## Given data
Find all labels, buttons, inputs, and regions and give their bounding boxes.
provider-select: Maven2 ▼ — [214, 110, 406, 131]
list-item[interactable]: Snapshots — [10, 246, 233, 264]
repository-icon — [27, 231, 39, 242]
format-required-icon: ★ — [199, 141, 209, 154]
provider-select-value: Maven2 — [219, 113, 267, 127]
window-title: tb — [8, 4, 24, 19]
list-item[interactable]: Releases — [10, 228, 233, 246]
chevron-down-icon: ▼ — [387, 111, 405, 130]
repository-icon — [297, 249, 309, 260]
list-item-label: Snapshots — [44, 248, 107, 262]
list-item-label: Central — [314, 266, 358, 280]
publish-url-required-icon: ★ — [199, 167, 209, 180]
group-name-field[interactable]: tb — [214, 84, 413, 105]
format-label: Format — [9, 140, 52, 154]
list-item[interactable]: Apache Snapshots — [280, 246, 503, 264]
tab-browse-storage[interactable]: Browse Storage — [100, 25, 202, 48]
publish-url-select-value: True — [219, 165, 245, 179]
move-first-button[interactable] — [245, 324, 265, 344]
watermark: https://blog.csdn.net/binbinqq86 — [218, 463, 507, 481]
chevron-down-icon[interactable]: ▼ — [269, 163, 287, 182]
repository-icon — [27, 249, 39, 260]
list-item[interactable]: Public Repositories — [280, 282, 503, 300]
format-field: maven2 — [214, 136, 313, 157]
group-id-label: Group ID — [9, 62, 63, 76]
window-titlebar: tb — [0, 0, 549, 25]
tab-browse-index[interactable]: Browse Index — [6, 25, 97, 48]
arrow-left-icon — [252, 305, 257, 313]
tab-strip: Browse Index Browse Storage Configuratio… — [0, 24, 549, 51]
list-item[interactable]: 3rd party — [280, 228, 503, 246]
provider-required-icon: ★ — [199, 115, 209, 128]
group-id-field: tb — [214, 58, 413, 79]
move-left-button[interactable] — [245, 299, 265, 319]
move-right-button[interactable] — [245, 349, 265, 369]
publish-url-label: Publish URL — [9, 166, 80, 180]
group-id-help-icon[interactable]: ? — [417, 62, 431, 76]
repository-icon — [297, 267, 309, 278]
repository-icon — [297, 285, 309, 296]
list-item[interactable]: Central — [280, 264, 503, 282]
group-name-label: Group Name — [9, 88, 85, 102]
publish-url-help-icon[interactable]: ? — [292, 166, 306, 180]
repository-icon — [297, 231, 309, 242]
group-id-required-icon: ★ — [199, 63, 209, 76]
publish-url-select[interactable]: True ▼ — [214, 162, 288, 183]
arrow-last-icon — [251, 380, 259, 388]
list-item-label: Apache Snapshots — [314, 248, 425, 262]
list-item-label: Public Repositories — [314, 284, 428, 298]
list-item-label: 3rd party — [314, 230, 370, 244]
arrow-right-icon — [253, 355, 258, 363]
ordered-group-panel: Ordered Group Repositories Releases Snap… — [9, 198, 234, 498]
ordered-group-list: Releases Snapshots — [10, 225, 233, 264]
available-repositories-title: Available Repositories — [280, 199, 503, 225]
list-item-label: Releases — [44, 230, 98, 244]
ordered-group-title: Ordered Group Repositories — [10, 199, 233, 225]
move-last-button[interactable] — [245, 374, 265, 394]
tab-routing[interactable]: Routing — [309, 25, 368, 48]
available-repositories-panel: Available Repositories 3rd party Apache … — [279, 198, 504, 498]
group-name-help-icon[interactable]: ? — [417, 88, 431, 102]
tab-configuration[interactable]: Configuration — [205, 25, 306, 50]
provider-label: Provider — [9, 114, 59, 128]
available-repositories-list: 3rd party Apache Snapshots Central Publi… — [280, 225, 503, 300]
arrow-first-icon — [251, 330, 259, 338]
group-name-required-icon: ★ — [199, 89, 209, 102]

## Your instructions
Can you reproduce every line of the records above, character for character?

## Task result
Find all labels, buttons, inputs, and regions and give their bounding boxes.
provider-select: Maven2 ▼ — [214, 110, 406, 131]
list-item[interactable]: Snapshots — [10, 246, 233, 264]
repository-icon — [27, 231, 39, 242]
format-required-icon: ★ — [199, 141, 209, 154]
provider-select-value: Maven2 — [219, 113, 267, 127]
window-title: tb — [8, 4, 24, 19]
list-item[interactable]: Releases — [10, 228, 233, 246]
chevron-down-icon: ▼ — [387, 111, 405, 130]
repository-icon — [297, 249, 309, 260]
list-item-label: Snapshots — [44, 248, 107, 262]
list-item-label: Central — [314, 266, 358, 280]
publish-url-required-icon: ★ — [199, 167, 209, 180]
group-name-field[interactable]: tb — [214, 84, 413, 105]
format-label: Format — [9, 140, 52, 154]
list-item[interactable]: Apache Snapshots — [280, 246, 503, 264]
tab-browse-storage[interactable]: Browse Storage — [100, 25, 202, 48]
publish-url-select-value: True — [219, 165, 245, 179]
move-first-button[interactable] — [245, 324, 265, 344]
watermark: https://blog.csdn.net/binbinqq86 — [218, 463, 507, 481]
chevron-down-icon[interactable]: ▼ — [269, 163, 287, 182]
repository-icon — [27, 249, 39, 260]
list-item[interactable]: Public Repositories — [280, 282, 503, 300]
format-field: maven2 — [214, 136, 313, 157]
group-id-label: Group ID — [9, 62, 63, 76]
window-titlebar: tb — [0, 0, 549, 25]
tab-browse-index[interactable]: Browse Index — [6, 25, 97, 48]
arrow-left-icon — [252, 305, 257, 313]
tab-strip: Browse Index Browse Storage Configuratio… — [0, 24, 549, 51]
list-item[interactable]: 3rd party — [280, 228, 503, 246]
provider-required-icon: ★ — [199, 115, 209, 128]
group-id-field: tb — [214, 58, 413, 79]
move-left-button[interactable] — [245, 299, 265, 319]
move-right-button[interactable] — [245, 349, 265, 369]
publish-url-label: Publish URL — [9, 166, 80, 180]
group-id-help-icon[interactable]: ? — [417, 62, 431, 76]
repository-icon — [297, 267, 309, 278]
repository-icon — [297, 285, 309, 296]
list-item[interactable]: Central — [280, 264, 503, 282]
group-name-label: Group Name — [9, 88, 85, 102]
publish-url-help-icon[interactable]: ? — [292, 166, 306, 180]
repository-icon — [297, 231, 309, 242]
group-id-required-icon: ★ — [199, 63, 209, 76]
publish-url-select[interactable]: True ▼ — [214, 162, 288, 183]
arrow-last-icon — [251, 380, 259, 388]
list-item-label: Apache Snapshots — [314, 248, 425, 262]
list-item-label: Public Repositories — [314, 284, 428, 298]
list-item-label: 3rd party — [314, 230, 370, 244]
arrow-right-icon — [253, 355, 258, 363]
ordered-group-panel: Ordered Group Repositories Releases Snap… — [9, 198, 234, 498]
ordered-group-list: Releases Snapshots — [10, 225, 233, 264]
available-repositories-title: Available Repositories — [280, 199, 503, 225]
list-item-label: Releases — [44, 230, 98, 244]
ordered-group-title: Ordered Group Repositories — [10, 199, 233, 225]
move-last-button[interactable] — [245, 374, 265, 394]
tab-routing[interactable]: Routing — [309, 25, 368, 48]
available-repositories-panel: Available Repositories 3rd party Apache … — [279, 198, 504, 498]
group-name-help-icon[interactable]: ? — [417, 88, 431, 102]
tab-configuration[interactable]: Configuration — [205, 25, 306, 50]
provider-label: Provider — [9, 114, 59, 128]
available-repositories-list: 3rd party Apache Snapshots Central Publi… — [280, 225, 503, 300]
arrow-first-icon — [251, 330, 259, 338]
group-name-required-icon: ★ — [199, 89, 209, 102]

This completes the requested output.